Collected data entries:
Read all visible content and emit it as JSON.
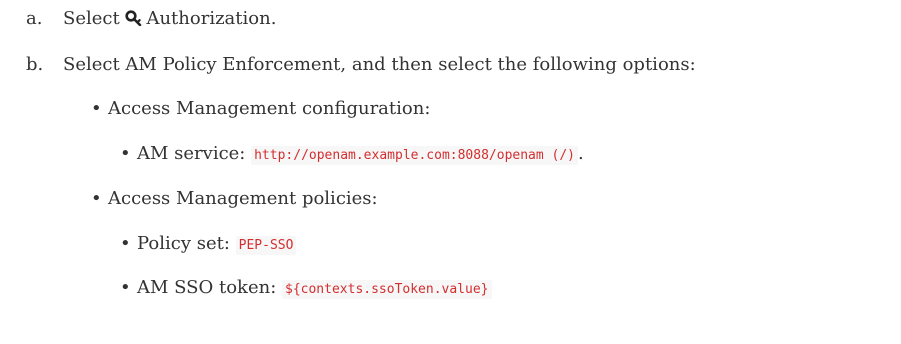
{
  "steps": [
    {
      "marker": "a.",
      "before": "Select",
      "icon": "key-icon",
      "after": "Authorization."
    },
    {
      "marker": "b.",
      "text": "Select AM Policy Enforcement, and then select the following options:"
    }
  ],
  "sections": [
    {
      "label": "Access Management configuration:",
      "items": [
        {
          "label": "AM service:",
          "code": "http://openam.example.com:8088/openam (/)",
          "suffix": "."
        }
      ]
    },
    {
      "label": "Access Management policies:",
      "items": [
        {
          "label": "Policy set:",
          "code": "PEP-SSO",
          "suffix": ""
        },
        {
          "label": "AM SSO token:",
          "code": "${contexts.ssoToken.value}",
          "suffix": ""
        }
      ]
    }
  ],
  "bullet_char": "•",
  "colors": {
    "text": "#333333",
    "code": "#d32f2f",
    "code_bg": "#f7f7f8"
  }
}
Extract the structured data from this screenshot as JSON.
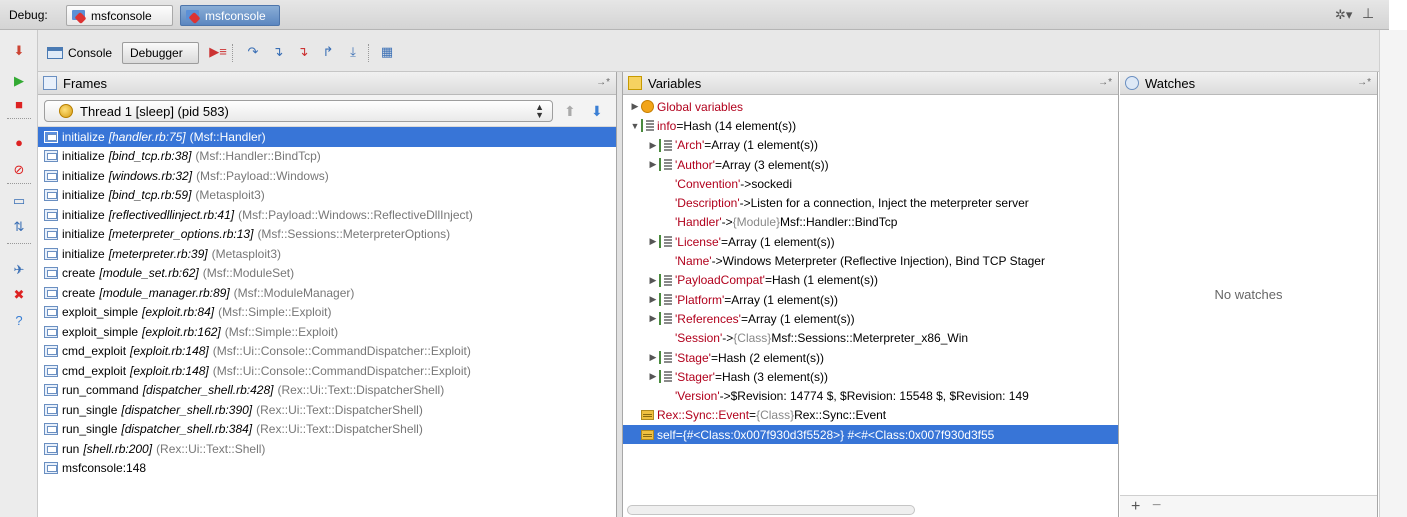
{
  "debug_bar": {
    "label": "Debug:",
    "tabs": [
      {
        "label": "msfconsole",
        "active": false
      },
      {
        "label": "msfconsole",
        "active": true
      }
    ]
  },
  "tool_tabs": {
    "console": "Console",
    "debugger": "Debugger"
  },
  "frames": {
    "title": "Frames",
    "thread": "Thread 1 [sleep] (pid 583)",
    "items": [
      {
        "name": "initialize",
        "loc": "[handler.rb:75]",
        "cls": "(Msf::Handler)"
      },
      {
        "name": "initialize",
        "loc": "[bind_tcp.rb:38]",
        "cls": "(Msf::Handler::BindTcp)"
      },
      {
        "name": "initialize",
        "loc": "[windows.rb:32]",
        "cls": "(Msf::Payload::Windows)"
      },
      {
        "name": "initialize",
        "loc": "[bind_tcp.rb:59]",
        "cls": "(Metasploit3)"
      },
      {
        "name": "initialize",
        "loc": "[reflectivedllinject.rb:41]",
        "cls": "(Msf::Payload::Windows::ReflectiveDllInject)"
      },
      {
        "name": "initialize",
        "loc": "[meterpreter_options.rb:13]",
        "cls": "(Msf::Sessions::MeterpreterOptions)"
      },
      {
        "name": "initialize",
        "loc": "[meterpreter.rb:39]",
        "cls": "(Metasploit3)"
      },
      {
        "name": "create",
        "loc": "[module_set.rb:62]",
        "cls": "(Msf::ModuleSet)"
      },
      {
        "name": "create",
        "loc": "[module_manager.rb:89]",
        "cls": "(Msf::ModuleManager)"
      },
      {
        "name": "exploit_simple",
        "loc": "[exploit.rb:84]",
        "cls": "(Msf::Simple::Exploit)"
      },
      {
        "name": "exploit_simple",
        "loc": "[exploit.rb:162]",
        "cls": "(Msf::Simple::Exploit)"
      },
      {
        "name": "cmd_exploit",
        "loc": "[exploit.rb:148]",
        "cls": "(Msf::Ui::Console::CommandDispatcher::Exploit)"
      },
      {
        "name": "cmd_exploit",
        "loc": "[exploit.rb:148]",
        "cls": "(Msf::Ui::Console::CommandDispatcher::Exploit)"
      },
      {
        "name": "run_command",
        "loc": "[dispatcher_shell.rb:428]",
        "cls": "(Rex::Ui::Text::DispatcherShell)"
      },
      {
        "name": "run_single",
        "loc": "[dispatcher_shell.rb:390]",
        "cls": "(Rex::Ui::Text::DispatcherShell)"
      },
      {
        "name": "run_single",
        "loc": "[dispatcher_shell.rb:384]",
        "cls": "(Rex::Ui::Text::DispatcherShell)"
      },
      {
        "name": "run",
        "loc": "[shell.rb:200]",
        "cls": "(Rex::Ui::Text::Shell)"
      },
      {
        "name": "msfconsole:148",
        "loc": "",
        "cls": ""
      }
    ]
  },
  "variables": {
    "title": "Variables",
    "items": [
      {
        "indent": 0,
        "tri": "▶",
        "icon": "global",
        "key": "Global variables",
        "eq": "",
        "tag": "",
        "val": ""
      },
      {
        "indent": 0,
        "tri": "▼",
        "icon": "hash",
        "key": "info",
        "eq": " = ",
        "tag": "",
        "val": "Hash (14 element(s))"
      },
      {
        "indent": 1,
        "tri": "▶",
        "icon": "hash",
        "key": "'Arch'",
        "eq": " = ",
        "tag": "",
        "val": "Array (1 element(s))"
      },
      {
        "indent": 1,
        "tri": "▶",
        "icon": "hash",
        "key": "'Author'",
        "eq": " = ",
        "tag": "",
        "val": "Array (3 element(s))"
      },
      {
        "indent": 1,
        "tri": "",
        "icon": "",
        "key": "'Convention'",
        "eq": "->",
        "tag": "",
        "val": "sockedi"
      },
      {
        "indent": 1,
        "tri": "",
        "icon": "",
        "key": "'Description'",
        "eq": "->",
        "tag": "",
        "val": "Listen for a connection, Inject the meterpreter server"
      },
      {
        "indent": 1,
        "tri": "",
        "icon": "",
        "key": "'Handler'",
        "eq": "->",
        "tag": "{Module}",
        "val": " Msf::Handler::BindTcp"
      },
      {
        "indent": 1,
        "tri": "▶",
        "icon": "hash",
        "key": "'License'",
        "eq": " = ",
        "tag": "",
        "val": "Array (1 element(s))"
      },
      {
        "indent": 1,
        "tri": "",
        "icon": "",
        "key": "'Name'",
        "eq": "->",
        "tag": "",
        "val": "Windows Meterpreter (Reflective Injection), Bind TCP Stager"
      },
      {
        "indent": 1,
        "tri": "▶",
        "icon": "hash",
        "key": "'PayloadCompat'",
        "eq": " = ",
        "tag": "",
        "val": "Hash (1 element(s))"
      },
      {
        "indent": 1,
        "tri": "▶",
        "icon": "hash",
        "key": "'Platform'",
        "eq": " = ",
        "tag": "",
        "val": "Array (1 element(s))"
      },
      {
        "indent": 1,
        "tri": "▶",
        "icon": "hash",
        "key": "'References'",
        "eq": " = ",
        "tag": "",
        "val": "Array (1 element(s))"
      },
      {
        "indent": 1,
        "tri": "",
        "icon": "",
        "key": "'Session'",
        "eq": "->",
        "tag": "{Class}",
        "val": " Msf::Sessions::Meterpreter_x86_Win"
      },
      {
        "indent": 1,
        "tri": "▶",
        "icon": "hash",
        "key": "'Stage'",
        "eq": " = ",
        "tag": "",
        "val": "Hash (2 element(s))"
      },
      {
        "indent": 1,
        "tri": "▶",
        "icon": "hash",
        "key": "'Stager'",
        "eq": " = ",
        "tag": "",
        "val": "Hash (3 element(s))"
      },
      {
        "indent": 1,
        "tri": "",
        "icon": "",
        "key": "'Version'",
        "eq": "->",
        "tag": "",
        "val": "$Revision: 14774 $, $Revision: 15548 $, $Revision: 149"
      },
      {
        "indent": 0,
        "tri": "",
        "icon": "field",
        "key": "Rex::Sync::Event",
        "eq": " = ",
        "tag": "{Class}",
        "val": " Rex::Sync::Event"
      },
      {
        "indent": 0,
        "tri": "",
        "icon": "field",
        "key": "self",
        "eq": " = ",
        "tag": "",
        "val": "{#<Class:0x007f930d3f5528>} #<#<Class:0x007f930d3f55"
      }
    ]
  },
  "watches": {
    "title": "Watches",
    "empty_text": "No watches",
    "add": "+",
    "remove": "−"
  }
}
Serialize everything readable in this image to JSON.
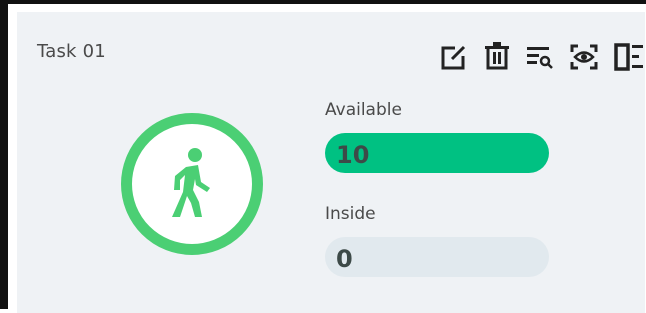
{
  "task": {
    "title": "Task 01"
  },
  "toolbar": [
    {
      "icon": "edit-icon"
    },
    {
      "icon": "trash-icon"
    },
    {
      "icon": "search-list-icon"
    },
    {
      "icon": "eye-scan-icon"
    },
    {
      "icon": "panel-list-icon"
    }
  ],
  "status": {
    "icon": "walking-person-icon",
    "ring_color": "#4bcf74"
  },
  "stats": {
    "available": {
      "label": "Available",
      "value": "10",
      "color": "#00c182"
    },
    "inside": {
      "label": "Inside",
      "value": "0",
      "color": "#e1e9ee"
    }
  }
}
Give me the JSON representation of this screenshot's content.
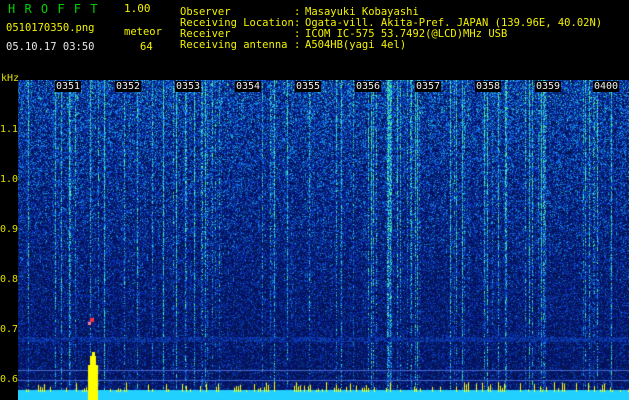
{
  "header": {
    "app_name": "H R O F F T",
    "version": "1.00",
    "filename": "0510170350.png",
    "datetime": "05.10.17 03:50",
    "meteor_label": "meteor",
    "meteor_count": "64",
    "info_rows": [
      {
        "label": "Observer",
        "sep": ":",
        "value": "Masayuki Kobayashi"
      },
      {
        "label": "Receiving Location",
        "sep": ":",
        "value": "Ogata-vill. Akita-Pref. JAPAN (139.96E, 40.02N)"
      },
      {
        "label": "Receiver",
        "sep": ":",
        "value": "ICOM IC-575 53.7492(@LCD)MHz USB"
      },
      {
        "label": "Receiving antenna",
        "sep": ":",
        "value": "A504HB(yagi 4el)"
      }
    ]
  },
  "spectrogram": {
    "y_unit": "kHz",
    "y_ticks": [
      "1.1",
      "1.0",
      "0.9",
      "0.8",
      "0.7",
      "0.6"
    ],
    "time_labels": [
      "0351",
      "0352",
      "0353",
      "0354",
      "0355",
      "0356",
      "0357",
      "0358",
      "0359",
      "0400"
    ],
    "colors": {
      "background": "#000000",
      "text_yellow": "#f2f200",
      "text_green": "#00d000",
      "noise_base": "#08104a",
      "meteor": "#ffff00"
    }
  }
}
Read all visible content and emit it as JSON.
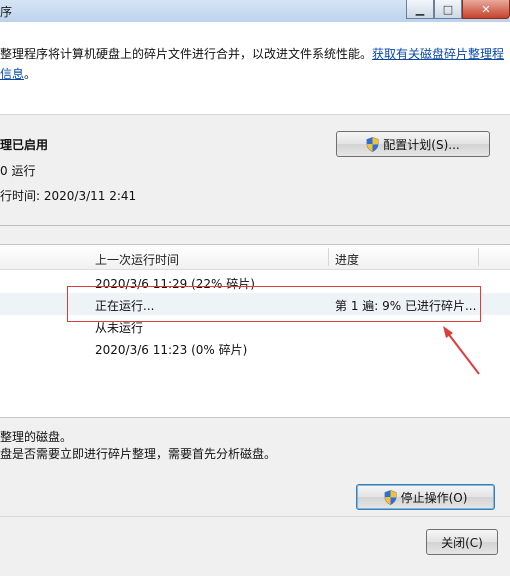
{
  "window": {
    "title": "序",
    "controls": [
      "minimize",
      "maximize",
      "close"
    ]
  },
  "intro": {
    "text": "整理程序将计算机硬盘上的碎片文件进行合并，以改进文件系统性能。",
    "link_line1": "获取有关磁盘碎片整理程",
    "link_line2": "信息",
    "link_suffix": "。"
  },
  "schedule": {
    "status": "理已启用",
    "line2": "0 运行",
    "line3": "行时间: 2020/3/11 2:41",
    "button_label": "配置计划(S)..."
  },
  "table": {
    "headers": [
      "上一次运行时间",
      "进度"
    ],
    "rows": [
      {
        "last_run": "2020/3/6 11:29 (22% 碎片)",
        "progress": ""
      },
      {
        "last_run": "正在运行...",
        "progress": "第 1 遍: 9% 已进行碎片..."
      },
      {
        "last_run": "从未运行",
        "progress": ""
      },
      {
        "last_run": "2020/3/6 11:23 (0% 碎片)",
        "progress": ""
      }
    ]
  },
  "bottom": {
    "line1": "整理的磁盘。",
    "line2": "盘是否需要立即进行碎片整理，需要首先分析磁盘。"
  },
  "buttons": {
    "stop_label": "停止操作(O)",
    "close_label": "关闭(C)"
  },
  "colors": {
    "highlight": "#e23b3b",
    "link": "#0a49a8"
  }
}
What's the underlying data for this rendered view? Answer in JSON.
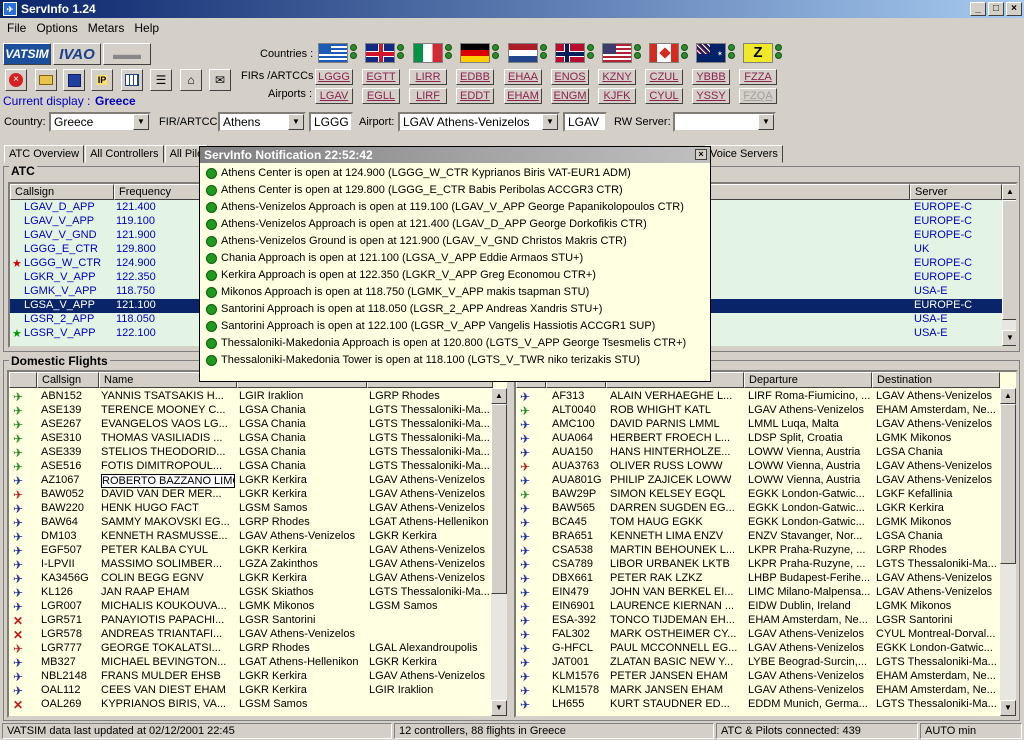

Task prompt: Provide the number of lines in the entries that include "title", and no other text.

Answer to the task: 5